▸ **What is needed**: Output each line exactly as it appears, skipping any embedded picture.

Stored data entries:
____________________

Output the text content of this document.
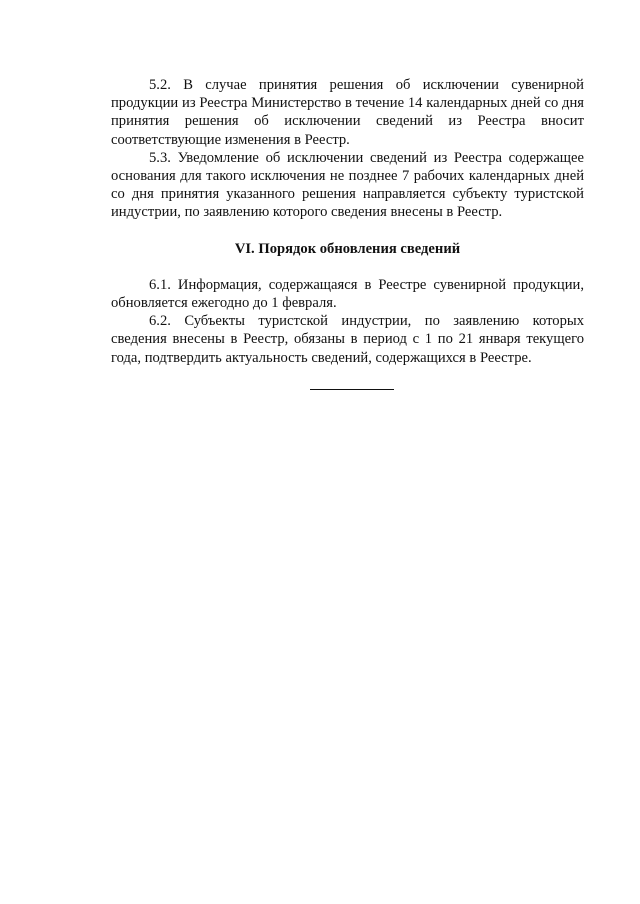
5.2. В случае принятия решения об исключении сувенирной продукции из Реестра Министерство в течение 14 календарных дней со дня принятия решения об исключении сведений из Реестра вносит соответствующие изменения в Реестр.

5.3. Уведомление об исключении сведений из Реестра содержащее основания для такого исключения не позднее 7 рабочих календарных дней со дня принятия указанного решения направляется субъекту туристской индустрии, по заявлению которого сведения внесены в Реестр.

VI. Порядок обновления сведений

6.1. Информация, содержащаяся в Реестре сувенирной продукции, обновляется ежегодно до 1 февраля.

6.2. Субъекты туристской индустрии, по заявлению которых сведения внесены в Реестр, обязаны в период с 1 по 21 января текущего года, подтвердить актуальность сведений, содержащихся в Реестре.
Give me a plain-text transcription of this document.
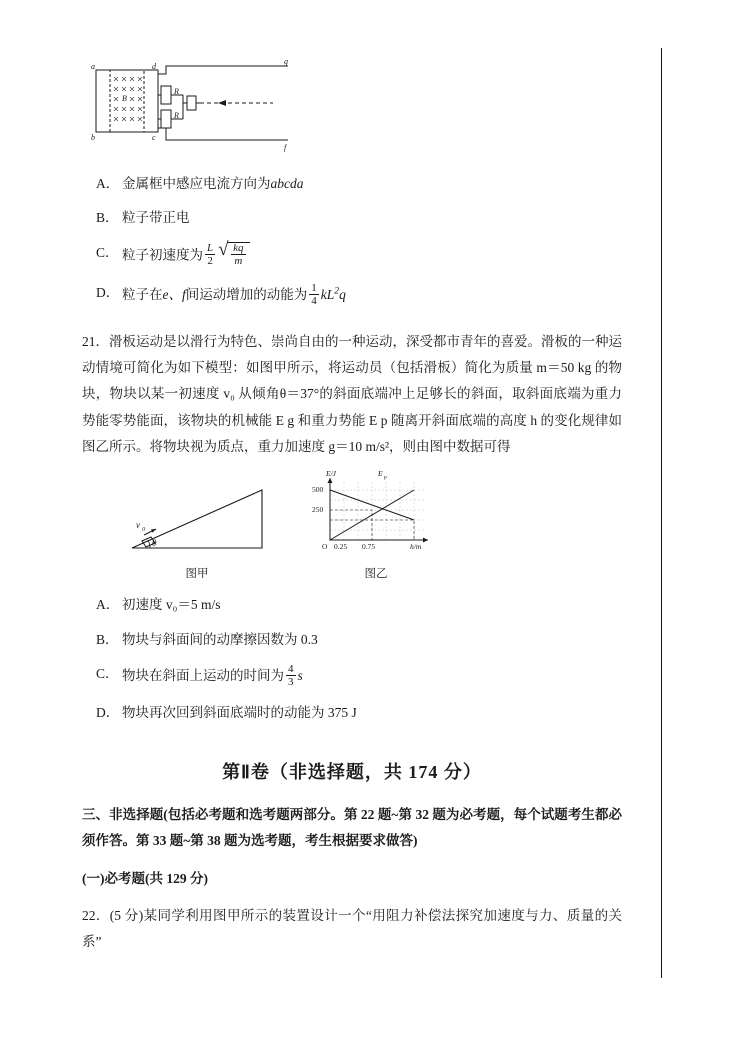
a
b	c
d
g
f
B
R
R
A． 金属框中感应电流方向为abcda
B． 粒子带正电
C． 粒子初速度为 $\frac{L}{2}$ √ $\frac{kq}{m}$
D． 粒子在e、f间运动增加的动能为 $\frac{1}{4} kL^2q$
21．滑板运动是以滑行为特色、崇尚自由的一种运动，深受都市青年的喜爱。滑板的一种运动情境可简化为如下模型：如图甲所示，将运动员（包括滑板）简化为质量 m＝50 kg 的物块，物块以某一初速度 v₀ 从倾角θ＝37°的斜面底端冲上足够长的斜面，取斜面底端为重力势能零势能面，该物块的机械能 E g 和重力势能 E p 随离开斜面底端的高度 h 的变化规律如图乙所示。将物块视为质点，重力加速度 g＝10 m/s²，则由图中数据可得
v 0
θ
图甲
E/J	E p
500
250
O 0.25 0.75	h/m
图乙
A． 初速度 v₀＝5 m/s
B． 物块与斜面间的动摩擦因数为 0.3
C． 物块在斜面上运动的时间为 $\frac{4}{3}$ s
D． 物块再次回到斜面底端时的动能为 375 J
第Ⅱ卷（非选择题，共 174 分）
三、非选择题(包括必考题和选考题两部分。第 22 题~第 32 题为必考题，每个试题考生都必须作答。第 33 题~第 38 题为选考题，考生根据要求做答)
(一)必考题(共 129 分)
22．(5 分)某同学利用图甲所示的装置设计一个“用阻力补偿法探究加速度与力、质量的关系”
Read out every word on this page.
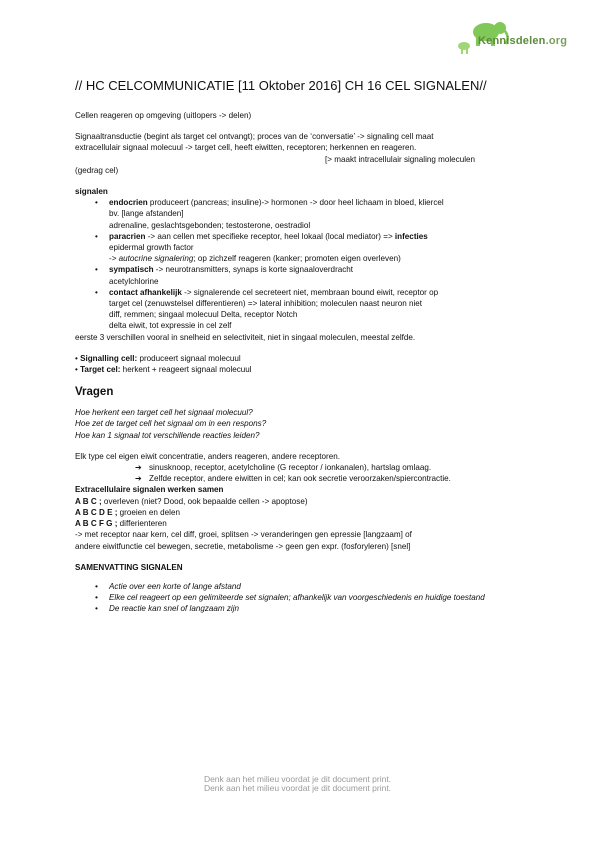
Kennisdelen.org
// HC CELCOMMUNICATIE [11 Oktober 2016] CH 16 CEL SIGNALEN//

Cellen reageren op omgeving (uitlopers -> delen)

Signaaltransductie (begint als target cel ontvangt); proces van de ‘conversatie’ -> signaling cell maat

extracellulair signaal molecuul -> target cell, heeft eiwitten, receptoren; herkennen en reageren.

[> maakt intracellulair signaling moleculen

(gedrag cel)

signalen

• endocrien produceert (pancreas; insuline)-> hormonen -> door heel lichaam in bloed, kliercel
bv. [lange afstanden]
adrenaline, geslachtsgebonden; testosterone, oestradiol
• paracrien -> aan cellen met specifieke receptor, heel lokaal (local mediator) => infecties
epidermal growth factor
-> autocrine signalering; op zichzelf reageren (kanker; promoten eigen overleven)
• sympatisch -> neurotransmitters, synaps is korte signaaloverdracht
acetylchlorine
• contact afhankelijk -> signalerende cel secreteert niet, membraan bound eiwit, receptor op
target cel (zenuwstelsel differentieren) => lateral inhibition; moleculen naast neuron niet
diff, remmen; singaal molecuul Delta, receptor Notch
delta eiwit, tot expressie in cel zelf

eerste 3 verschillen vooral in snelheid en selectiviteit, niet in singaal moleculen, meestal zelfde.

• Signalling cell: produceert signaal molecuul

• Target cel: herkent + reageert signaal molecuul

Vragen

Hoe herkent een target cell het signaal molecuul?

Hoe zet de target cell het signaal om in een respons?

Hoe kan 1 signaal tot verschillende reacties leiden?

Elk type cel eigen eiwit concentratie, anders reageren, andere receptoren.

➔ sinusknoop, receptor, acetylcholine (G receptor / ionkanalen), hartslag omlaag.
➔ Zelfde receptor, andere eiwitten in cel; kan ook secretie veroorzaken/spiercontractie.

Extracellulaire signalen werken samen

A B C ; overleven (niet? Dood, ook bepaalde cellen -> apoptose)

A B C D E ; groeien en delen

A B C F G ; differienteren

-> met receptor naar kern, cel diff, groei, splitsen -> veranderingen gen epressie [langzaam] of

andere eiwitfunctie cel bewegen, secretie, metabolisme -> geen gen expr. (fosforyleren) [snel]

SAMENVATTING SIGNALEN

• Actie over een korte of lange afstand
• Elke cel reageert op een gelimiteerde set signalen; afhankelijk van voorgeschiedenis en huidige toestand
• De reactie kan snel of langzaam zijn
Denk aan het milieu voordat je dit document print.
Denk aan het milieu voordat je dit document print.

____________________

▸ **Task output**:
Output the text content of this document.
5.2. В случае принятия решения об исключении сувенирной продукции из Реестра Министерство в течение 14 календарных дней со дня принятия решения об исключении сведений из Реестра вносит соответствующие изменения в Реестр.

5.3. Уведомление об исключении сведений из Реестра содержащее основания для такого исключения не позднее 7 рабочих календарных дней со дня принятия указанного решения направляется субъекту туристской индустрии, по заявлению которого сведения внесены в Реестр.

VI. Порядок обновления сведений

6.1. Информация, содержащаяся в Реестре сувенирной продукции, обновляется ежегодно до 1 февраля.

6.2. Субъекты туристской индустрии, по заявлению которых сведения внесены в Реестр, обязаны в период с 1 по 21 января текущего года, подтвердить актуальность сведений, содержащихся в Реестре.
Give me a plain-text transcription of this document.
a
b	c
d
g
f
B
R
R
A． 金属框中感应电流方向为abcda
B． 粒子带正电
C． 粒子初速度为 $\frac{L}{2}$ √ $\frac{kq}{m}$
D． 粒子在e、f间运动增加的动能为 $\frac{1}{4} kL^2q$
21．滑板运动是以滑行为特色、崇尚自由的一种运动，深受都市青年的喜爱。滑板的一种运动情境可简化为如下模型：如图甲所示，将运动员（包括滑板）简化为质量 m＝50 kg 的物块，物块以某一初速度 v₀ 从倾角θ＝37°的斜面底端冲上足够长的斜面，取斜面底端为重力势能零势能面，该物块的机械能 E g 和重力势能 E p 随离开斜面底端的高度 h 的变化规律如图乙所示。将物块视为质点，重力加速度 g＝10 m/s²，则由图中数据可得
v 0
θ
图甲
E/J	E p
500
250
O 0.25 0.75	h/m
图乙
A． 初速度 v₀＝5 m/s
B． 物块与斜面间的动摩擦因数为 0.3
C． 物块在斜面上运动的时间为 $\frac{4}{3}$ s
D． 物块再次回到斜面底端时的动能为 375 J
第Ⅱ卷（非选择题，共 174 分）
三、非选择题(包括必考题和选考题两部分。第 22 题~第 32 题为必考题，每个试题考生都必须作答。第 33 题~第 38 题为选考题，考生根据要求做答)
(一)必考题(共 129 分)
22．(5 分)某同学利用图甲所示的装置设计一个“用阻力补偿法探究加速度与力、质量的关系”
Read out every word on this page.
Kennisdelen.org
// HC CELCOMMUNICATIE [11 Oktober 2016] CH 16 CEL SIGNALEN//

Cellen reageren op omgeving (uitlopers -> delen)

Signaaltransductie (begint als target cel ontvangt); proces van de ‘conversatie’ -> signaling cell maat

extracellulair signaal molecuul -> target cell, heeft eiwitten, receptoren; herkennen en reageren.

[> maakt intracellulair signaling moleculen

(gedrag cel)

signalen

• endocrien produceert (pancreas; insuline)-> hormonen -> door heel lichaam in bloed, kliercel
bv. [lange afstanden]
adrenaline, geslachtsgebonden; testosterone, oestradiol
• paracrien -> aan cellen met specifieke receptor, heel lokaal (local mediator) => infecties
epidermal growth factor
-> autocrine signalering; op zichzelf reageren (kanker; promoten eigen overleven)
• sympatisch -> neurotransmitters, synaps is korte signaaloverdracht
acetylchlorine
• contact afhankelijk -> signalerende cel secreteert niet, membraan bound eiwit, receptor op
target cel (zenuwstelsel differentieren) => lateral inhibition; moleculen naast neuron niet
diff, remmen; singaal molecuul Delta, receptor Notch
delta eiwit, tot expressie in cel zelf

eerste 3 verschillen vooral in snelheid en selectiviteit, niet in singaal moleculen, meestal zelfde.

• Signalling cell: produceert signaal molecuul

• Target cel: herkent + reageert signaal molecuul

Vragen

Hoe herkent een target cell het signaal molecuul?

Hoe zet de target cell het signaal om in een respons?

Hoe kan 1 signaal tot verschillende reacties leiden?

Elk type cel eigen eiwit concentratie, anders reageren, andere receptoren.

➔ sinusknoop, receptor, acetylcholine (G receptor / ionkanalen), hartslag omlaag.
➔ Zelfde receptor, andere eiwitten in cel; kan ook secretie veroorzaken/spiercontractie.

Extracellulaire signalen werken samen

A B C ; overleven (niet? Dood, ook bepaalde cellen -> apoptose)

A B C D E ; groeien en delen

A B C F G ; differienteren

-> met receptor naar kern, cel diff, groei, splitsen -> veranderingen gen epressie [langzaam] of

andere eiwitfunctie cel bewegen, secretie, metabolisme -> geen gen expr. (fosforyleren) [snel]

SAMENVATTING SIGNALEN

• Actie over een korte of lange afstand
• Elke cel reageert op een gelimiteerde set signalen; afhankelijk van voorgeschiedenis en huidige toestand
• De reactie kan snel of langzaam zijn
Denk aan het milieu voordat je dit document print.
Denk aan het milieu voordat je dit document print.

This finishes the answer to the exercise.